▶ TASK REQUIREMENTS
Set down each entry from the block beneath, exactly as written.

BEGIN RECORD EXTRACTS

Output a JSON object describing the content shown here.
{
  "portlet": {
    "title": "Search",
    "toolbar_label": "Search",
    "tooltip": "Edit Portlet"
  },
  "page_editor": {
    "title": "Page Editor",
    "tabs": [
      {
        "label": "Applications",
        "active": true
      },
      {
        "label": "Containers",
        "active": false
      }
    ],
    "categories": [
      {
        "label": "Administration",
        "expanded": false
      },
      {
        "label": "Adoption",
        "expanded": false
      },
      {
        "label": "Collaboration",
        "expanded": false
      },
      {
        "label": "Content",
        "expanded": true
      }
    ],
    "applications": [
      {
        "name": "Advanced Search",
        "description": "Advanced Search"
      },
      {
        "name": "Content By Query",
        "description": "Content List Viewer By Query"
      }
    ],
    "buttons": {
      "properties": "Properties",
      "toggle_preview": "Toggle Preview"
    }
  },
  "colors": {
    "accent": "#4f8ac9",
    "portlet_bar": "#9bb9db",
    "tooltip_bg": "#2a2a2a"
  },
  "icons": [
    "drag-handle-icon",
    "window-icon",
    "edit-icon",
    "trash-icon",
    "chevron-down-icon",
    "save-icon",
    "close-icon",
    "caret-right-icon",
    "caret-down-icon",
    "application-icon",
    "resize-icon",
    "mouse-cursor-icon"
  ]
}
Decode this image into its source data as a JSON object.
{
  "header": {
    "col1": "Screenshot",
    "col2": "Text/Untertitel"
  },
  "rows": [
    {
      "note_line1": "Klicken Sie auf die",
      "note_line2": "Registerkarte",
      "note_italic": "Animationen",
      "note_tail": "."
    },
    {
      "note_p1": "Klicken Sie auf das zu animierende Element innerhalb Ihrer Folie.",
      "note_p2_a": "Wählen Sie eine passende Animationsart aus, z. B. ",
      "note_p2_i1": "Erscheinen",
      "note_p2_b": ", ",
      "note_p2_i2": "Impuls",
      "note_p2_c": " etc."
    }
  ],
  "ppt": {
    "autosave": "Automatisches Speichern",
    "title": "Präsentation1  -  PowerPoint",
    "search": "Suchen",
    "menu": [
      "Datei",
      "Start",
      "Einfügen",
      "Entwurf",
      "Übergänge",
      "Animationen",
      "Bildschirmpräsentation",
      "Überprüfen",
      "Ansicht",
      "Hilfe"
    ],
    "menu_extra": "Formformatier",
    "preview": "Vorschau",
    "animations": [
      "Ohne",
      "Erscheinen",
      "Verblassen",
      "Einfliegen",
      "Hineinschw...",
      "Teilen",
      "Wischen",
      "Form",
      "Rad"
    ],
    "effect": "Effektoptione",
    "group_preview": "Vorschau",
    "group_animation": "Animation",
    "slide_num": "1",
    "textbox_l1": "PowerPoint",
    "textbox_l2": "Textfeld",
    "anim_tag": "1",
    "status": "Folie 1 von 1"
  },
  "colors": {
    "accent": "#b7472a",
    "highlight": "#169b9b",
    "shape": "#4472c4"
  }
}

END RECORD EXTRACTS

▶ RESULT OF THIS EXERCISE
Output a JSON object describing the content shown here.
{
  "portlet": {
    "title": "Search",
    "toolbar_label": "Search",
    "tooltip": "Edit Portlet"
  },
  "page_editor": {
    "title": "Page Editor",
    "tabs": [
      {
        "label": "Applications",
        "active": true
      },
      {
        "label": "Containers",
        "active": false
      }
    ],
    "categories": [
      {
        "label": "Administration",
        "expanded": false
      },
      {
        "label": "Adoption",
        "expanded": false
      },
      {
        "label": "Collaboration",
        "expanded": false
      },
      {
        "label": "Content",
        "expanded": true
      }
    ],
    "applications": [
      {
        "name": "Advanced Search",
        "description": "Advanced Search"
      },
      {
        "name": "Content By Query",
        "description": "Content List Viewer By Query"
      }
    ],
    "buttons": {
      "properties": "Properties",
      "toggle_preview": "Toggle Preview"
    }
  },
  "colors": {
    "accent": "#4f8ac9",
    "portlet_bar": "#9bb9db",
    "tooltip_bg": "#2a2a2a"
  },
  "icons": [
    "drag-handle-icon",
    "window-icon",
    "edit-icon",
    "trash-icon",
    "chevron-down-icon",
    "save-icon",
    "close-icon",
    "caret-right-icon",
    "caret-down-icon",
    "application-icon",
    "resize-icon",
    "mouse-cursor-icon"
  ]
}
Decode this image into its source data as a JSON object.
{
  "header": {
    "col1": "Screenshot",
    "col2": "Text/Untertitel"
  },
  "rows": [
    {
      "note_line1": "Klicken Sie auf die",
      "note_line2": "Registerkarte",
      "note_italic": "Animationen",
      "note_tail": "."
    },
    {
      "note_p1": "Klicken Sie auf das zu animierende Element innerhalb Ihrer Folie.",
      "note_p2_a": "Wählen Sie eine passende Animationsart aus, z. B. ",
      "note_p2_i1": "Erscheinen",
      "note_p2_b": ", ",
      "note_p2_i2": "Impuls",
      "note_p2_c": " etc."
    }
  ],
  "ppt": {
    "autosave": "Automatisches Speichern",
    "title": "Präsentation1  -  PowerPoint",
    "search": "Suchen",
    "menu": [
      "Datei",
      "Start",
      "Einfügen",
      "Entwurf",
      "Übergänge",
      "Animationen",
      "Bildschirmpräsentation",
      "Überprüfen",
      "Ansicht",
      "Hilfe"
    ],
    "menu_extra": "Formformatier",
    "preview": "Vorschau",
    "animations": [
      "Ohne",
      "Erscheinen",
      "Verblassen",
      "Einfliegen",
      "Hineinschw...",
      "Teilen",
      "Wischen",
      "Form",
      "Rad"
    ],
    "effect": "Effektoptione",
    "group_preview": "Vorschau",
    "group_animation": "Animation",
    "slide_num": "1",
    "textbox_l1": "PowerPoint",
    "textbox_l2": "Textfeld",
    "anim_tag": "1",
    "status": "Folie 1 von 1"
  },
  "colors": {
    "accent": "#b7472a",
    "highlight": "#169b9b",
    "shape": "#4472c4"
  }
}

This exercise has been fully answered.